In the lines below, how many hold the word "text"? Answer only with the number.

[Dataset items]
────────────────────

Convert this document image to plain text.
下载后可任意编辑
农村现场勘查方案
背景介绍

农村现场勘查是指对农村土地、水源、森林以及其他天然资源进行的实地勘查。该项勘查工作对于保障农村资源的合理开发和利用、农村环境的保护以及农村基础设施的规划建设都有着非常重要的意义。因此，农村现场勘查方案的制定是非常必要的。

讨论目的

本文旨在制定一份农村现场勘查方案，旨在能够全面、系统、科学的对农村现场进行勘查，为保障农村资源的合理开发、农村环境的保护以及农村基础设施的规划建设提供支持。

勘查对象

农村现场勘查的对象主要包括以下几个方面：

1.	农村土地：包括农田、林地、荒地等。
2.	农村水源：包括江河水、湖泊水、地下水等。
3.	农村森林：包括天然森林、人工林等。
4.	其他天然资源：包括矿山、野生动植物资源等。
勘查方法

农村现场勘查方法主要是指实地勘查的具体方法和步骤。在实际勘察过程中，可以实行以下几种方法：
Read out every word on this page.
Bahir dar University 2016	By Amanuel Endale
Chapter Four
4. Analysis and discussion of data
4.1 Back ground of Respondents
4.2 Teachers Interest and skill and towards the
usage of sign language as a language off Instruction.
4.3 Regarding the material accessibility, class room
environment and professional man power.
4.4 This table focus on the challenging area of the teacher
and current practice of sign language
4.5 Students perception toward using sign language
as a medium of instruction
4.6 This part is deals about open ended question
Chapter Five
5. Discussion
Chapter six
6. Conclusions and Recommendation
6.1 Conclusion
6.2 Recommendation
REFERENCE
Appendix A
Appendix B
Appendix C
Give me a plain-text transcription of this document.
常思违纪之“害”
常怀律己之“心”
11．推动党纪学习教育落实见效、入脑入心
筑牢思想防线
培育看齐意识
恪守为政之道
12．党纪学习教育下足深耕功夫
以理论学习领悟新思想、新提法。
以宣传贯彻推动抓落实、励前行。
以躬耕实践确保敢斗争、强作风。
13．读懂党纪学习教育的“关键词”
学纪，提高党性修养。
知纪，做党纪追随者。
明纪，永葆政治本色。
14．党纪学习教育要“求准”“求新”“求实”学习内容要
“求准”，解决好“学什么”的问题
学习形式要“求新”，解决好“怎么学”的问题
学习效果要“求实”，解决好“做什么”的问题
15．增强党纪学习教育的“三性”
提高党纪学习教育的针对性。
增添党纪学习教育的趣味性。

────────────────────

Solution to this exercise:
2